| Instruction |
Copy out all of the data exactly as it appears.

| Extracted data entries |
-- -- --

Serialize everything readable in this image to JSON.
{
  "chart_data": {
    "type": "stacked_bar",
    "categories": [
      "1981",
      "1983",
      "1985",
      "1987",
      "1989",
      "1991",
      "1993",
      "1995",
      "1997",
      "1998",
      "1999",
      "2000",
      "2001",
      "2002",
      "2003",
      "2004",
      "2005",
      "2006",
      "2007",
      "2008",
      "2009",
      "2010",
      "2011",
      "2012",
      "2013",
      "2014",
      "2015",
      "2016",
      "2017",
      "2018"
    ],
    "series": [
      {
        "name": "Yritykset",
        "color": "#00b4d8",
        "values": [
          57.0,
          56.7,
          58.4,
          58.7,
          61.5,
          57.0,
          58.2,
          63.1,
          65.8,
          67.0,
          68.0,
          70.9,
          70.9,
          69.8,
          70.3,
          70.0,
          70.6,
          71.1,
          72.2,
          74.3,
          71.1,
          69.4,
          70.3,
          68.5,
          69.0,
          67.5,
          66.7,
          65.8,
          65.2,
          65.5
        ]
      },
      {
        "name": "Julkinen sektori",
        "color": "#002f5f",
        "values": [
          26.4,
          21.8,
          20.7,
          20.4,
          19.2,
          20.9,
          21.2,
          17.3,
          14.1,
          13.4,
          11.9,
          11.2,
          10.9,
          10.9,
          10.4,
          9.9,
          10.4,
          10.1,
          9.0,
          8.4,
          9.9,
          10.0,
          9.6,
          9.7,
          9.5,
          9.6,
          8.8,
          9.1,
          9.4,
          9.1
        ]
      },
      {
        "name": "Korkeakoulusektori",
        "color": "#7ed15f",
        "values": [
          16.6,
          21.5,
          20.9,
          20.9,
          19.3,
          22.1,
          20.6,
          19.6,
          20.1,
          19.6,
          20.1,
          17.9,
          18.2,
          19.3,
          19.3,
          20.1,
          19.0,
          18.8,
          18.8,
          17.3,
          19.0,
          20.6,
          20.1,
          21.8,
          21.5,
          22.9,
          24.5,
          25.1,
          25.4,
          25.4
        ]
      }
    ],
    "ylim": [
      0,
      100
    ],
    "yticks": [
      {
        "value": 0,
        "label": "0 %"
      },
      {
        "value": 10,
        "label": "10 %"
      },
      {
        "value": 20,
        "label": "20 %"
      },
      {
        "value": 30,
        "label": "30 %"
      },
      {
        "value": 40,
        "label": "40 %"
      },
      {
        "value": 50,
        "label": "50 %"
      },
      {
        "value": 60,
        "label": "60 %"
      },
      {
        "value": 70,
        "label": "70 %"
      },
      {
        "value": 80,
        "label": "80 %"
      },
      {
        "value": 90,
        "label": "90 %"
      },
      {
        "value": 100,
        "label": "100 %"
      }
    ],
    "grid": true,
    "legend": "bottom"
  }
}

-- -- --

| Task output |
Serialize everything readable in this image to JSON.
{
  "chart_data": {
    "type": "stacked_bar",
    "categories": [
      "1981",
      "1983",
      "1985",
      "1987",
      "1989",
      "1991",
      "1993",
      "1995",
      "1997",
      "1998",
      "1999",
      "2000",
      "2001",
      "2002",
      "2003",
      "2004",
      "2005",
      "2006",
      "2007",
      "2008",
      "2009",
      "2010",
      "2011",
      "2012",
      "2013",
      "2014",
      "2015",
      "2016",
      "2017",
      "2018"
    ],
    "series": [
      {
        "name": "Yritykset",
        "color": "#00b4d8",
        "values": [
          57.0,
          56.7,
          58.4,
          58.7,
          61.5,
          57.0,
          58.2,
          63.1,
          65.8,
          67.0,
          68.0,
          70.9,
          70.9,
          69.8,
          70.3,
          70.0,
          70.6,
          71.1,
          72.2,
          74.3,
          71.1,
          69.4,
          70.3,
          68.5,
          69.0,
          67.5,
          66.7,
          65.8,
          65.2,
          65.5
        ]
      },
      {
        "name": "Julkinen sektori",
        "color": "#002f5f",
        "values": [
          26.4,
          21.8,
          20.7,
          20.4,
          19.2,
          20.9,
          21.2,
          17.3,
          14.1,
          13.4,
          11.9,
          11.2,
          10.9,
          10.9,
          10.4,
          9.9,
          10.4,
          10.1,
          9.0,
          8.4,
          9.9,
          10.0,
          9.6,
          9.7,
          9.5,
          9.6,
          8.8,
          9.1,
          9.4,
          9.1
        ]
      },
      {
        "name": "Korkeakoulusektori",
        "color": "#7ed15f",
        "values": [
          16.6,
          21.5,
          20.9,
          20.9,
          19.3,
          22.1,
          20.6,
          19.6,
          20.1,
          19.6,
          20.1,
          17.9,
          18.2,
          19.3,
          19.3,
          20.1,
          19.0,
          18.8,
          18.8,
          17.3,
          19.0,
          20.6,
          20.1,
          21.8,
          21.5,
          22.9,
          24.5,
          25.1,
          25.4,
          25.4
        ]
      }
    ],
    "ylim": [
      0,
      100
    ],
    "yticks": [
      {
        "value": 0,
        "label": "0 %"
      },
      {
        "value": 10,
        "label": "10 %"
      },
      {
        "value": 20,
        "label": "20 %"
      },
      {
        "value": 30,
        "label": "30 %"
      },
      {
        "value": 40,
        "label": "40 %"
      },
      {
        "value": 50,
        "label": "50 %"
      },
      {
        "value": 60,
        "label": "60 %"
      },
      {
        "value": 70,
        "label": "70 %"
      },
      {
        "value": 80,
        "label": "80 %"
      },
      {
        "value": 90,
        "label": "90 %"
      },
      {
        "value": 100,
        "label": "100 %"
      }
    ],
    "grid": true,
    "legend": "bottom"
  }
}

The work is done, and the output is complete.